# [EXERCISE DETAILS]
In the entries below, find the lines that contain the word "Religionslehre" and copy them.

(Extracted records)
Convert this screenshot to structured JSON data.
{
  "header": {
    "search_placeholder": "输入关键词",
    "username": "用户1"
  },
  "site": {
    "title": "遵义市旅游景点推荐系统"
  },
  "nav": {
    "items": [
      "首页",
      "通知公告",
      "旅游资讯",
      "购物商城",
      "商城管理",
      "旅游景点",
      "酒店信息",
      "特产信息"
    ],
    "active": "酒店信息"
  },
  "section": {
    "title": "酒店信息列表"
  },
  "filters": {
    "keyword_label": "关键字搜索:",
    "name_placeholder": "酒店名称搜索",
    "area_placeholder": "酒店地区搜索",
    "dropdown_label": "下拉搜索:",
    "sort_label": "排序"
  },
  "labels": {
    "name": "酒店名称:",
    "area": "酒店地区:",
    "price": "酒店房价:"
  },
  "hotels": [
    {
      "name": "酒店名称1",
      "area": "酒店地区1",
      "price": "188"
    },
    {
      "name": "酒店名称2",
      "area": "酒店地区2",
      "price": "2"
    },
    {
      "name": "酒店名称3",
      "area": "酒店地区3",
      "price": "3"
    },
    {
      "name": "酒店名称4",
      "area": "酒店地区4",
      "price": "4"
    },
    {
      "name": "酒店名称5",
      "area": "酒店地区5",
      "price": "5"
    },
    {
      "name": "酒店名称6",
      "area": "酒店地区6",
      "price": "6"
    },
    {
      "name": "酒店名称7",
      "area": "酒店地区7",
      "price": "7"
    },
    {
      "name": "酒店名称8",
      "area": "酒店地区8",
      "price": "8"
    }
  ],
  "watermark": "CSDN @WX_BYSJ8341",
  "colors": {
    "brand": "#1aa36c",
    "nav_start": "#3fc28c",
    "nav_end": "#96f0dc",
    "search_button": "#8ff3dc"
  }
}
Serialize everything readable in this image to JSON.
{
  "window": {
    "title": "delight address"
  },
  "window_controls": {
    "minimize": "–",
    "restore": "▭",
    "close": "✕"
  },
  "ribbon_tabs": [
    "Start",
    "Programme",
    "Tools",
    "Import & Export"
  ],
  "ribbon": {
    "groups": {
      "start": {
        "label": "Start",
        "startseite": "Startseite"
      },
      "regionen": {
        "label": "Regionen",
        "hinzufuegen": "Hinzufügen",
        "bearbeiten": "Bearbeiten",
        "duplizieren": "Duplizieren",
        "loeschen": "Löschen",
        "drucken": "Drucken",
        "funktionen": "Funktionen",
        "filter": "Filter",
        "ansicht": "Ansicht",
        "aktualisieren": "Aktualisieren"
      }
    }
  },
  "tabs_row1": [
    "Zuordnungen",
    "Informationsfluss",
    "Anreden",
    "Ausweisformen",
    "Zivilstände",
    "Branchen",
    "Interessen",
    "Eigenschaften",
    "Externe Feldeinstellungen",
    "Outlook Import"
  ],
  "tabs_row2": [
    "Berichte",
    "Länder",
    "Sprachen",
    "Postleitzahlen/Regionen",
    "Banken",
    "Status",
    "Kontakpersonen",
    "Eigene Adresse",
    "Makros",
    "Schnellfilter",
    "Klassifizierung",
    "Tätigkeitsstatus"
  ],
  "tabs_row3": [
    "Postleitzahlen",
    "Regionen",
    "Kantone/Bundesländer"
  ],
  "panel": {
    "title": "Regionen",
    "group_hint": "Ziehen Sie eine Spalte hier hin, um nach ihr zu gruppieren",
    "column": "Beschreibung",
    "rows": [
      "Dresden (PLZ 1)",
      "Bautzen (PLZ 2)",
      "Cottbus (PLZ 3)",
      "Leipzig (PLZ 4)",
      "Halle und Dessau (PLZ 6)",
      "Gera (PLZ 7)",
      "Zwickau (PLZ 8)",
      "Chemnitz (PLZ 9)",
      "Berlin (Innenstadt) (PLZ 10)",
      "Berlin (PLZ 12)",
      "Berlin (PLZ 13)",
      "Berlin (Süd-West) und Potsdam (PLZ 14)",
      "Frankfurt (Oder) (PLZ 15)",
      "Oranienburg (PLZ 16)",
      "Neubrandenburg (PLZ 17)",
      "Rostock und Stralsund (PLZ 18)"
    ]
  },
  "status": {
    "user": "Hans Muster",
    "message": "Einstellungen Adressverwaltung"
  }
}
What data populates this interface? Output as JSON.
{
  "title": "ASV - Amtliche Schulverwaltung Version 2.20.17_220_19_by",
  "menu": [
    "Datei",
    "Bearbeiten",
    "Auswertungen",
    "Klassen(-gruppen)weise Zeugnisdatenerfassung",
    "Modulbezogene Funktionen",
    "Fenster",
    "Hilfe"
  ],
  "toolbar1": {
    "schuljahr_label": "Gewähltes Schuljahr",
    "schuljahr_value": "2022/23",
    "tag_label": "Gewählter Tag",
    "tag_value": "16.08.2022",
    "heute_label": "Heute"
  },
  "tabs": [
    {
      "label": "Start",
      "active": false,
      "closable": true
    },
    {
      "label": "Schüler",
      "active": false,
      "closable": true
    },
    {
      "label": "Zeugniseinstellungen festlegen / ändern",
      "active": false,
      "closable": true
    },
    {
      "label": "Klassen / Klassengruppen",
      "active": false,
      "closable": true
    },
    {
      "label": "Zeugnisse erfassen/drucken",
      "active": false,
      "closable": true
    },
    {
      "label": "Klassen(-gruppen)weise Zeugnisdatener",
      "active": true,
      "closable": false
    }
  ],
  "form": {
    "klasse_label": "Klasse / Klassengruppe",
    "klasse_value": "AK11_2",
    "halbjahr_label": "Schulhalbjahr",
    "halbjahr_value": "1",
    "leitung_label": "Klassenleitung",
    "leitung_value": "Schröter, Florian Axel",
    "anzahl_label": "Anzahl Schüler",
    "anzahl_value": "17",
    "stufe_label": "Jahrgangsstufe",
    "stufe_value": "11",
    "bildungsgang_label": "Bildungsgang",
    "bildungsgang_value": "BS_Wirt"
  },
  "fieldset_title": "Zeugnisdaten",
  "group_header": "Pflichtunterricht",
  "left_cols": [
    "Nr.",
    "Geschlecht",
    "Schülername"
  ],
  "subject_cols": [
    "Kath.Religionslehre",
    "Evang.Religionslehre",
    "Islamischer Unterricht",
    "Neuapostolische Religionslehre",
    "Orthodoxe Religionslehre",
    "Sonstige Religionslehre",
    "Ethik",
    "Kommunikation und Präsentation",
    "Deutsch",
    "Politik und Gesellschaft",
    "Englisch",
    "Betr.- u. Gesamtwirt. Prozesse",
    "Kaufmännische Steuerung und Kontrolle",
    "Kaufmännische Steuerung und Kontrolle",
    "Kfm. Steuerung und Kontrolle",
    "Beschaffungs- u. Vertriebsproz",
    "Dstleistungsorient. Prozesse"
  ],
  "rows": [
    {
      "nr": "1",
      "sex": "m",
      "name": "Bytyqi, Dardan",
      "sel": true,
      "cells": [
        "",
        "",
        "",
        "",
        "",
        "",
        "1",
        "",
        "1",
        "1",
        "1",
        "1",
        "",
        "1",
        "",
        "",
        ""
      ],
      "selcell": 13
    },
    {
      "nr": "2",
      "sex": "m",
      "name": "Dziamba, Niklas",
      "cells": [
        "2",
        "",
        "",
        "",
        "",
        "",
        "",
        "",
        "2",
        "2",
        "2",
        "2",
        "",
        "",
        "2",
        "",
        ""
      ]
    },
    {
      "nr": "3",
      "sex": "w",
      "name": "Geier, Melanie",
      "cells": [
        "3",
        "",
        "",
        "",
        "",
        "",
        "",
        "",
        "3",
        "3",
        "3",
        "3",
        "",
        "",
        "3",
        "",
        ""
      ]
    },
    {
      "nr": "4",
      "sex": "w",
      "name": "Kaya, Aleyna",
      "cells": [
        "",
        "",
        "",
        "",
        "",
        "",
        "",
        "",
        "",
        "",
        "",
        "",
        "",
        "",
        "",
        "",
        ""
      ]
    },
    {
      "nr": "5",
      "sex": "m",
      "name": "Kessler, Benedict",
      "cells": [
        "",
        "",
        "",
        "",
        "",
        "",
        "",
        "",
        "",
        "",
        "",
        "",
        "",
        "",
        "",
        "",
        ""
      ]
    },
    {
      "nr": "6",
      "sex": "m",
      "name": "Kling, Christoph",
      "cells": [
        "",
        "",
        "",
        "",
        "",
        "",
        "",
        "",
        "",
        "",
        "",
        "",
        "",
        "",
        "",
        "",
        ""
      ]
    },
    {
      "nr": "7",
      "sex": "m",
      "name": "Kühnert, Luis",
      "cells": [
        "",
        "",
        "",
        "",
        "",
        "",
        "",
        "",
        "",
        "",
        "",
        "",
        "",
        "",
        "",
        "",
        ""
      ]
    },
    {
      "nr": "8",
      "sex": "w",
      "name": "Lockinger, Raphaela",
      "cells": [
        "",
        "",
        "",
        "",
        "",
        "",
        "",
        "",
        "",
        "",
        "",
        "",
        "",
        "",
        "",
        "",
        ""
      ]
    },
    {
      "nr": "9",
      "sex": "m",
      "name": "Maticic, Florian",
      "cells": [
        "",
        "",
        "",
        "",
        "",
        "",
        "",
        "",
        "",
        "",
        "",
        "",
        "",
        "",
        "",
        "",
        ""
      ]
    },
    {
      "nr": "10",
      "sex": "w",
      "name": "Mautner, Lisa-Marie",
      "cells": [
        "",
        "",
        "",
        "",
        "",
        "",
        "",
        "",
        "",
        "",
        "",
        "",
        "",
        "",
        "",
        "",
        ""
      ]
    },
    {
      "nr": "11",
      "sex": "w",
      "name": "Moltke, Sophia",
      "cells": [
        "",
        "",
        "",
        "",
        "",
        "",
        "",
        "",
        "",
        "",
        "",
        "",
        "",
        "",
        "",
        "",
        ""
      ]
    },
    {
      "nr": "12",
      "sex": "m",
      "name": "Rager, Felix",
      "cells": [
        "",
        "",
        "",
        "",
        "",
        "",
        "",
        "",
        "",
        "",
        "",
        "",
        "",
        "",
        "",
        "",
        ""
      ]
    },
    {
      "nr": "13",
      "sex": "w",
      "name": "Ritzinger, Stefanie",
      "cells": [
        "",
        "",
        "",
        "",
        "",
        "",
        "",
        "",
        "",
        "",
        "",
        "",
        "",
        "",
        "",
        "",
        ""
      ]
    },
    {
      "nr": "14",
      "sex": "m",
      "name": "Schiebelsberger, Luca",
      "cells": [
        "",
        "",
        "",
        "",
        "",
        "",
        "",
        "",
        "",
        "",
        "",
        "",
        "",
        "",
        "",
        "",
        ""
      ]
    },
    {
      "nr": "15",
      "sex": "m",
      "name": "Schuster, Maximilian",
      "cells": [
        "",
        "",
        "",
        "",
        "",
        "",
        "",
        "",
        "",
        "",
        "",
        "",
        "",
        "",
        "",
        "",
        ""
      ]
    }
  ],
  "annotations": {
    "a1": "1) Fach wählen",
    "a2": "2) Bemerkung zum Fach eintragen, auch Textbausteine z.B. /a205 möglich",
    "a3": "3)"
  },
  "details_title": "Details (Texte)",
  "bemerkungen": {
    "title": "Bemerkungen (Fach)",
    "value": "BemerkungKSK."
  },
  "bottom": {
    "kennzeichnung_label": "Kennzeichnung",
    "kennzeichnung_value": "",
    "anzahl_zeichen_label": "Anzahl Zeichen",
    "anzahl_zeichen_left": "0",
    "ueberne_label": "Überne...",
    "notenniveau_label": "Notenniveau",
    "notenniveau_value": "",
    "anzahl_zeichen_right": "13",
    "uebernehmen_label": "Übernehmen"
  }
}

# [IN RESPONSE]
    "Kath.Religionslehre",
    "Evang.Religionslehre",
    "Neuapostolische Religionslehre",
    "Orthodoxe Religionslehre",
    "Sonstige Religionslehre",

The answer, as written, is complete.